» REQUEST
Records follow. Select each line holding "structured".

>> start

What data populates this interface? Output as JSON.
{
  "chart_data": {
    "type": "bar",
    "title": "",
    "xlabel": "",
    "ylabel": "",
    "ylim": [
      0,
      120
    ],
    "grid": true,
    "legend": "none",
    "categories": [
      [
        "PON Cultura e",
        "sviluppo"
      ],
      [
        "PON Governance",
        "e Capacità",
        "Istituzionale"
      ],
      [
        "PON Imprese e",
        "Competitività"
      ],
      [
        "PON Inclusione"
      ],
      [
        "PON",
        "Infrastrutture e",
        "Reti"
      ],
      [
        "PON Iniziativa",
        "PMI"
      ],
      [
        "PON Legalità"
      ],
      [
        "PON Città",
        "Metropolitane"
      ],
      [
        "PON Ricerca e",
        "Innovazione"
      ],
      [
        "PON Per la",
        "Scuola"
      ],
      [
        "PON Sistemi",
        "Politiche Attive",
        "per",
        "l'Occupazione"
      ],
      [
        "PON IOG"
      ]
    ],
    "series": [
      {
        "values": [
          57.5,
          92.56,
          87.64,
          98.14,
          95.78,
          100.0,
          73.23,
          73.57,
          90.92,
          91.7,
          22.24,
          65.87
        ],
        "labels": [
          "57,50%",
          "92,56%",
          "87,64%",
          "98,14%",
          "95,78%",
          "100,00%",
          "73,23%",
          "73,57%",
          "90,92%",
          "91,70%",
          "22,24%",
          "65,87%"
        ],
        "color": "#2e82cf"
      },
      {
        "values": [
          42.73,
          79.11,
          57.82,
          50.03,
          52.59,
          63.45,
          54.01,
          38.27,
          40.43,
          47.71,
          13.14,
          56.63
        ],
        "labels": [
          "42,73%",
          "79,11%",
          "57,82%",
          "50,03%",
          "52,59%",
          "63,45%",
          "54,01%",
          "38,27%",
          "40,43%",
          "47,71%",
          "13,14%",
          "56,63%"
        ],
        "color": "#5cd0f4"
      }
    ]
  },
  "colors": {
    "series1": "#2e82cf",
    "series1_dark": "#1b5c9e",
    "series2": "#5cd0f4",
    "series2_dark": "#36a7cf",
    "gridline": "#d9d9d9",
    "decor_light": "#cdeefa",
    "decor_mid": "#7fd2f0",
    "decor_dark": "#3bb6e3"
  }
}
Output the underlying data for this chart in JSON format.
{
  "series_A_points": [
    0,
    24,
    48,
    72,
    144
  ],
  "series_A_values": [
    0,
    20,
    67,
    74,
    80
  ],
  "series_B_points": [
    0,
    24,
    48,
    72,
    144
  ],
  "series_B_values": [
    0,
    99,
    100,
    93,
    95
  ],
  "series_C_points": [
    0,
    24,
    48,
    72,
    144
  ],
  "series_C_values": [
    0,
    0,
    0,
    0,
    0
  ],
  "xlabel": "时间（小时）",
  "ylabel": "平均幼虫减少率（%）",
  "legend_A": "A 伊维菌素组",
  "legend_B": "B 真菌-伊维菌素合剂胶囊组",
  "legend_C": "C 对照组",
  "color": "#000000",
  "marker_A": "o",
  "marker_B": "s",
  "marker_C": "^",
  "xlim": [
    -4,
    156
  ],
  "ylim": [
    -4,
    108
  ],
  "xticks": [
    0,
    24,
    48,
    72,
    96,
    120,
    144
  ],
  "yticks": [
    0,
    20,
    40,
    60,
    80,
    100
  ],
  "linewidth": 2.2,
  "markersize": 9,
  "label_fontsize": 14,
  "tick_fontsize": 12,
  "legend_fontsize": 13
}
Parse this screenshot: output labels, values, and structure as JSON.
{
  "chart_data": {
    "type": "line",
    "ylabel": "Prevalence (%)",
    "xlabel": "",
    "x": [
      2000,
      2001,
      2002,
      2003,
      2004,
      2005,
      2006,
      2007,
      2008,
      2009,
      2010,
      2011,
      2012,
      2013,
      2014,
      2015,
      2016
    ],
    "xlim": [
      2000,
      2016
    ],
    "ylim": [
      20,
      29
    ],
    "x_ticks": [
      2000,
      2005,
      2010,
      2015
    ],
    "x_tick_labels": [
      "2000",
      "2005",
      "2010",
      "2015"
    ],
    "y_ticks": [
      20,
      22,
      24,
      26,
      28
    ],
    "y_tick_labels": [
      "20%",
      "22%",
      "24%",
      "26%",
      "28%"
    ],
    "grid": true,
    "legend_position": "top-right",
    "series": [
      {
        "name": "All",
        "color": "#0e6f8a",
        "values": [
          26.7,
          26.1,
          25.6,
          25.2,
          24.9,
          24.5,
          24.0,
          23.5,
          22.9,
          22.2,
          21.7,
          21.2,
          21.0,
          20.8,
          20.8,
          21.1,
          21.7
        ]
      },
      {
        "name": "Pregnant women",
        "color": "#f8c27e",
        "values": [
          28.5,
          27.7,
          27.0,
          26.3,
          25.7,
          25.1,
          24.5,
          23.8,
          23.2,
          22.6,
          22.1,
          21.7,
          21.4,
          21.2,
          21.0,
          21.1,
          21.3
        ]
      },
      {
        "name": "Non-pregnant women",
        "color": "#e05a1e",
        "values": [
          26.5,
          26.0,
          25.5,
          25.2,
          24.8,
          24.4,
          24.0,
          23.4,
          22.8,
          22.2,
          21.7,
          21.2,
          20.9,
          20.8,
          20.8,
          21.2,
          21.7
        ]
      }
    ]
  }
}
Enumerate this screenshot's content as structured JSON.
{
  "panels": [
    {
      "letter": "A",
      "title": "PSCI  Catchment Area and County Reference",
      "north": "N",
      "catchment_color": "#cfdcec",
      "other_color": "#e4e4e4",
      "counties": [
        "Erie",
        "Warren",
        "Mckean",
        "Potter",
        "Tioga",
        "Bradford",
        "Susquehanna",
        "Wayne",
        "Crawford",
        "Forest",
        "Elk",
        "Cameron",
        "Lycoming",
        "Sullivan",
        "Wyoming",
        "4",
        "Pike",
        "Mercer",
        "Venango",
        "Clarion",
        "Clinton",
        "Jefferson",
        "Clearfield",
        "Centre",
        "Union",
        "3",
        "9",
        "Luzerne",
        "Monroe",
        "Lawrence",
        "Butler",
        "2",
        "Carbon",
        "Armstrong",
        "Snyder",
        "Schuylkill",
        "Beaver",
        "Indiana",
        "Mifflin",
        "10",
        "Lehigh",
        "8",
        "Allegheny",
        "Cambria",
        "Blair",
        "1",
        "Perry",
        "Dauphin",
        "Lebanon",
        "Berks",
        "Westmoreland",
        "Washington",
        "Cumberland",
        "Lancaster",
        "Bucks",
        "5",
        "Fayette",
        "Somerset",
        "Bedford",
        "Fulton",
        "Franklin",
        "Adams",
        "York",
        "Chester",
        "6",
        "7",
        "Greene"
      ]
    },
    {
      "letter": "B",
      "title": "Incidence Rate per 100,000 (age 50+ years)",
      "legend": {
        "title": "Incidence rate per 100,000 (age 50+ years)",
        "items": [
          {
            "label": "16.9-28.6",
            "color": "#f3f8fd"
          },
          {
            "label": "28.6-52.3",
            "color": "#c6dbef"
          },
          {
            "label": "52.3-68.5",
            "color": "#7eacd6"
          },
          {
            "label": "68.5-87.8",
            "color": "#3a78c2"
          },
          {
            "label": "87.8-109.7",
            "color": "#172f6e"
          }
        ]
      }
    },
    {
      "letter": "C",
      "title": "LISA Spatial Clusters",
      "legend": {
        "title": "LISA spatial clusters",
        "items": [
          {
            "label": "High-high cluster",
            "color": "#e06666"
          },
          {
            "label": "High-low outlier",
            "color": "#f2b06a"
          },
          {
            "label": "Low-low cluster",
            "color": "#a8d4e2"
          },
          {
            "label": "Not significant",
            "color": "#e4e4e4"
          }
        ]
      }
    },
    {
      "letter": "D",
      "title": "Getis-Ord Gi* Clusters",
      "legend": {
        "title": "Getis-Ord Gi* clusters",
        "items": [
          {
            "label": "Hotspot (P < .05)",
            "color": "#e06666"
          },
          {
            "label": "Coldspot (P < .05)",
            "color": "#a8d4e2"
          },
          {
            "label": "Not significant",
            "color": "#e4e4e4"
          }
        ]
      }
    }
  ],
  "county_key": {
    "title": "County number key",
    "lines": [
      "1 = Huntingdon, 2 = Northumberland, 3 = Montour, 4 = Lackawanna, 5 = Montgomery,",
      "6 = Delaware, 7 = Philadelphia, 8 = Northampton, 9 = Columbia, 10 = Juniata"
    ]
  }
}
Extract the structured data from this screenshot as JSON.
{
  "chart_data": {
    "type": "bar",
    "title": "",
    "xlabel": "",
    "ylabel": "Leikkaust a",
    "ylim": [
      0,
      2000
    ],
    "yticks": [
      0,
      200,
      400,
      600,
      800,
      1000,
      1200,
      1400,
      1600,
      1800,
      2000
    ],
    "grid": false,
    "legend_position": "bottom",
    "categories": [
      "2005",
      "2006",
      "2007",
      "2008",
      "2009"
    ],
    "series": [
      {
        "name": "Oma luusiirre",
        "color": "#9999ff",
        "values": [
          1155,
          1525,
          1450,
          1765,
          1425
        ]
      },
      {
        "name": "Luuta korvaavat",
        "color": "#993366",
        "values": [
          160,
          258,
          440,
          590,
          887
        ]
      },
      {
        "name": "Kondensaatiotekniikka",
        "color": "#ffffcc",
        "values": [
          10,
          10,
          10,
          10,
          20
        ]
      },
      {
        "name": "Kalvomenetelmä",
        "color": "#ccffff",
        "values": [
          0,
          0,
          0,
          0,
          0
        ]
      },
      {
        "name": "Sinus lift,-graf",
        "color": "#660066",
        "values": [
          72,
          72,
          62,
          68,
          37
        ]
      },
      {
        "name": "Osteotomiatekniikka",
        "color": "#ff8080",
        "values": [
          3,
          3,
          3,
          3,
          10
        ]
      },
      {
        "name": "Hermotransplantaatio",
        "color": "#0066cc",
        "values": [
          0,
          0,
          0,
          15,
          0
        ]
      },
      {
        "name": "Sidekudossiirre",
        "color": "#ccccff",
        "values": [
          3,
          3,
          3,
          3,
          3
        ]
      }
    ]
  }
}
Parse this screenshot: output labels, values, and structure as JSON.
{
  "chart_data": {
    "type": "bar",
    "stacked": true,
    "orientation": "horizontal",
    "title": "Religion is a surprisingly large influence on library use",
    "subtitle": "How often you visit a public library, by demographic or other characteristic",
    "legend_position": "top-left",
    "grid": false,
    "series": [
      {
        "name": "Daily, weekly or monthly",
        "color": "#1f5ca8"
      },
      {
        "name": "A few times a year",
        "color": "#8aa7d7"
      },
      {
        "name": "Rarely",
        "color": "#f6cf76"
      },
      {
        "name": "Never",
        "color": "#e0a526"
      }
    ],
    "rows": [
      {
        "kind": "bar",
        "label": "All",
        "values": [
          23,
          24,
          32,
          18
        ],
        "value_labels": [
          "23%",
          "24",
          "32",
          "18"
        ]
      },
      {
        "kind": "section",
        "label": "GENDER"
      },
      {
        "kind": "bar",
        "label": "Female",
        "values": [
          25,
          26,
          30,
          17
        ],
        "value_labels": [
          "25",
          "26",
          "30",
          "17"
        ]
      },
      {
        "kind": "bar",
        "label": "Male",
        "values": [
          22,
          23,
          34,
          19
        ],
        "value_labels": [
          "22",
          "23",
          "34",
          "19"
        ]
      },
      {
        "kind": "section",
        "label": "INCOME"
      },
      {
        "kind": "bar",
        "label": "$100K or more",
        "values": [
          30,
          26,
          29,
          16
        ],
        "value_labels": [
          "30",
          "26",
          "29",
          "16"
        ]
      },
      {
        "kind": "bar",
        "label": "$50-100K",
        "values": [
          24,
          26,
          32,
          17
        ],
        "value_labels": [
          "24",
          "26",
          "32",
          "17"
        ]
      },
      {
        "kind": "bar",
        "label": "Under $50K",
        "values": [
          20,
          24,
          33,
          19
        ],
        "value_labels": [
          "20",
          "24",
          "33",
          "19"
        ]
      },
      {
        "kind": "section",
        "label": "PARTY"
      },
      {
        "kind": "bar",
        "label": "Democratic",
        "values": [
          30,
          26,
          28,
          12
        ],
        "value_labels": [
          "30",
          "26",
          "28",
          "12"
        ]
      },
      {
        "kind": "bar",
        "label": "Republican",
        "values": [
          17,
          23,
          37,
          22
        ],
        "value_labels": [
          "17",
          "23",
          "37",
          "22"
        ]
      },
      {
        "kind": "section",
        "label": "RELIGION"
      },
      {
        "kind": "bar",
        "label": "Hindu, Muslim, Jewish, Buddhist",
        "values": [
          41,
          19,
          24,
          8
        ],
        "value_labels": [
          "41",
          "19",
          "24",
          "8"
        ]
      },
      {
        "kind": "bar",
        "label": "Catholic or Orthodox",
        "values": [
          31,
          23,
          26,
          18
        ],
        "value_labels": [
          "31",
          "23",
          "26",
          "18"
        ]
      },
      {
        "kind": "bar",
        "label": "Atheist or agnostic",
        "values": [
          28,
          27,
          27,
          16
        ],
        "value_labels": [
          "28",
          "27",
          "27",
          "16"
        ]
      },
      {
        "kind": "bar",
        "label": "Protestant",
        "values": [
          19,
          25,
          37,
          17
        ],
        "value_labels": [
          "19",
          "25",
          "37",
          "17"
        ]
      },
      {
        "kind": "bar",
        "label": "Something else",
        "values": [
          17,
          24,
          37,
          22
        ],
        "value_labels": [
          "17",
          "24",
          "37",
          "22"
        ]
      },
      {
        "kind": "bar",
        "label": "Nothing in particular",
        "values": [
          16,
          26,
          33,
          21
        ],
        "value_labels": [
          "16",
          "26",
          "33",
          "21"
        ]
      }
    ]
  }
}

>> end

» REPLY
Enumerate this screenshot's content as structured JSON.
Extract the structured data from this screenshot as JSON.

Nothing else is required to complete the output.